Entries supplied

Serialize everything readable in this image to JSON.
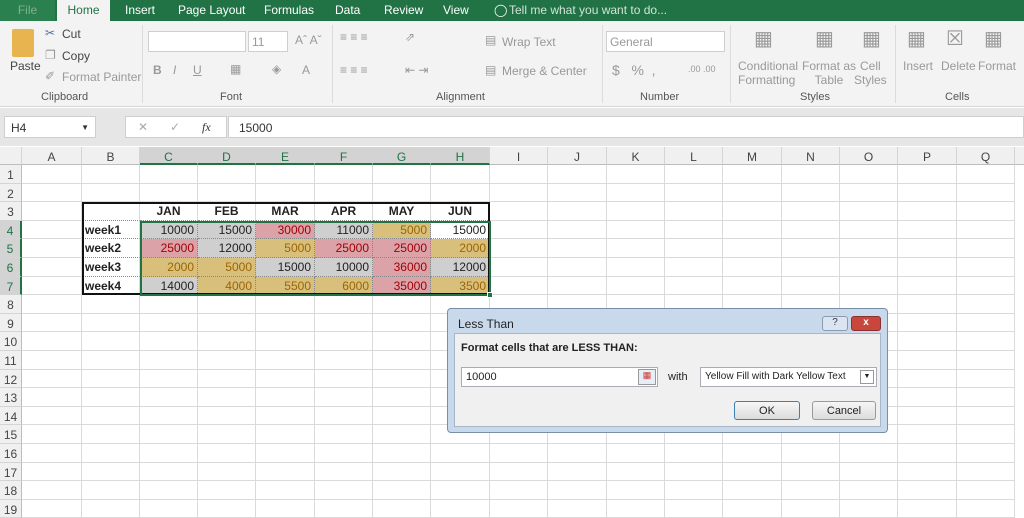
{
  "tabs": [
    "File",
    "Home",
    "Insert",
    "Page Layout",
    "Formulas",
    "Data",
    "Review",
    "View"
  ],
  "tell_me": "Tell me what you want to do...",
  "ribbon": {
    "clipboard": {
      "paste": "Paste",
      "cut": "Cut",
      "copy": "Copy",
      "format_painter": "Format Painter",
      "group": "Clipboard"
    },
    "font": {
      "font_size": "11",
      "group": "Font"
    },
    "alignment": {
      "wrap_text": "Wrap Text",
      "merge_center": "Merge & Center",
      "group": "Alignment"
    },
    "number": {
      "format": "General",
      "group": "Number"
    },
    "styles": {
      "conditional": "Conditional",
      "formatting": "Formatting",
      "format_as": "Format as",
      "table": "Table",
      "cell": "Cell",
      "styles": "Styles",
      "group": "Styles"
    },
    "cells": {
      "insert": "Insert",
      "delete": "Delete",
      "format": "Format",
      "group": "Cells"
    }
  },
  "formula_bar": {
    "name_box": "H4",
    "fx": "fx",
    "value": "15000"
  },
  "columns": [
    "A",
    "B",
    "C",
    "D",
    "E",
    "F",
    "G",
    "H",
    "I",
    "J",
    "K",
    "L",
    "M",
    "N",
    "O",
    "P",
    "Q"
  ],
  "rows": [
    "1",
    "2",
    "3",
    "4",
    "5",
    "6",
    "7",
    "8",
    "9",
    "10",
    "11",
    "12",
    "13",
    "14",
    "15",
    "16",
    "17",
    "18",
    "19"
  ],
  "table": {
    "headers": [
      "JAN",
      "FEB",
      "MAR",
      "APR",
      "MAY",
      "JUN"
    ],
    "rows": [
      {
        "label": "week1",
        "values": [
          "10000",
          "15000",
          "30000",
          "11000",
          "5000",
          "15000"
        ],
        "formats": [
          "gray",
          "gray",
          "red",
          "gray",
          "yellow",
          "none"
        ]
      },
      {
        "label": "week2",
        "values": [
          "25000",
          "12000",
          "5000",
          "25000",
          "25000",
          "2000"
        ],
        "formats": [
          "red",
          "gray",
          "yellow",
          "red",
          "red",
          "yellow"
        ]
      },
      {
        "label": "week3",
        "values": [
          "2000",
          "5000",
          "15000",
          "10000",
          "36000",
          "12000"
        ],
        "formats": [
          "yellow",
          "yellow",
          "gray",
          "gray",
          "red",
          "gray"
        ]
      },
      {
        "label": "week4",
        "values": [
          "14000",
          "4000",
          "5500",
          "6000",
          "35000",
          "3500"
        ],
        "formats": [
          "gray",
          "yellow",
          "yellow",
          "yellow",
          "red",
          "yellow"
        ]
      }
    ]
  },
  "colors": {
    "accent": "#217346",
    "gray_fill": "#cfcfcf",
    "red_fill": "#dba3a8",
    "red_text": "#9c0006",
    "yellow_fill": "#d8c07c",
    "yellow_text": "#9c6500"
  },
  "dialog": {
    "title": "Less Than",
    "help": "?",
    "close": "x",
    "prompt": "Format cells that are LESS THAN:",
    "value": "10000",
    "with": "with",
    "format": "Yellow Fill with Dark Yellow Text",
    "ok": "OK",
    "cancel": "Cancel"
  }
}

What you have to do
Restate, word for word, all of the material above, leaving out the images.

Task response
Serialize everything readable in this image to JSON.
{
  "tabs": [
    "File",
    "Home",
    "Insert",
    "Page Layout",
    "Formulas",
    "Data",
    "Review",
    "View"
  ],
  "tell_me": "Tell me what you want to do...",
  "ribbon": {
    "clipboard": {
      "paste": "Paste",
      "cut": "Cut",
      "copy": "Copy",
      "format_painter": "Format Painter",
      "group": "Clipboard"
    },
    "font": {
      "font_size": "11",
      "group": "Font"
    },
    "alignment": {
      "wrap_text": "Wrap Text",
      "merge_center": "Merge & Center",
      "group": "Alignment"
    },
    "number": {
      "format": "General",
      "group": "Number"
    },
    "styles": {
      "conditional": "Conditional",
      "formatting": "Formatting",
      "format_as": "Format as",
      "table": "Table",
      "cell": "Cell",
      "styles": "Styles",
      "group": "Styles"
    },
    "cells": {
      "insert": "Insert",
      "delete": "Delete",
      "format": "Format",
      "group": "Cells"
    }
  },
  "formula_bar": {
    "name_box": "H4",
    "fx": "fx",
    "value": "15000"
  },
  "columns": [
    "A",
    "B",
    "C",
    "D",
    "E",
    "F",
    "G",
    "H",
    "I",
    "J",
    "K",
    "L",
    "M",
    "N",
    "O",
    "P",
    "Q"
  ],
  "rows": [
    "1",
    "2",
    "3",
    "4",
    "5",
    "6",
    "7",
    "8",
    "9",
    "10",
    "11",
    "12",
    "13",
    "14",
    "15",
    "16",
    "17",
    "18",
    "19"
  ],
  "table": {
    "headers": [
      "JAN",
      "FEB",
      "MAR",
      "APR",
      "MAY",
      "JUN"
    ],
    "rows": [
      {
        "label": "week1",
        "values": [
          "10000",
          "15000",
          "30000",
          "11000",
          "5000",
          "15000"
        ],
        "formats": [
          "gray",
          "gray",
          "red",
          "gray",
          "yellow",
          "none"
        ]
      },
      {
        "label": "week2",
        "values": [
          "25000",
          "12000",
          "5000",
          "25000",
          "25000",
          "2000"
        ],
        "formats": [
          "red",
          "gray",
          "yellow",
          "red",
          "red",
          "yellow"
        ]
      },
      {
        "label": "week3",
        "values": [
          "2000",
          "5000",
          "15000",
          "10000",
          "36000",
          "12000"
        ],
        "formats": [
          "yellow",
          "yellow",
          "gray",
          "gray",
          "red",
          "gray"
        ]
      },
      {
        "label": "week4",
        "values": [
          "14000",
          "4000",
          "5500",
          "6000",
          "35000",
          "3500"
        ],
        "formats": [
          "gray",
          "yellow",
          "yellow",
          "yellow",
          "red",
          "yellow"
        ]
      }
    ]
  },
  "colors": {
    "accent": "#217346",
    "gray_fill": "#cfcfcf",
    "red_fill": "#dba3a8",
    "red_text": "#9c0006",
    "yellow_fill": "#d8c07c",
    "yellow_text": "#9c6500"
  },
  "dialog": {
    "title": "Less Than",
    "help": "?",
    "close": "x",
    "prompt": "Format cells that are LESS THAN:",
    "value": "10000",
    "with": "with",
    "format": "Yellow Fill with Dark Yellow Text",
    "ok": "OK",
    "cancel": "Cancel"
  }
}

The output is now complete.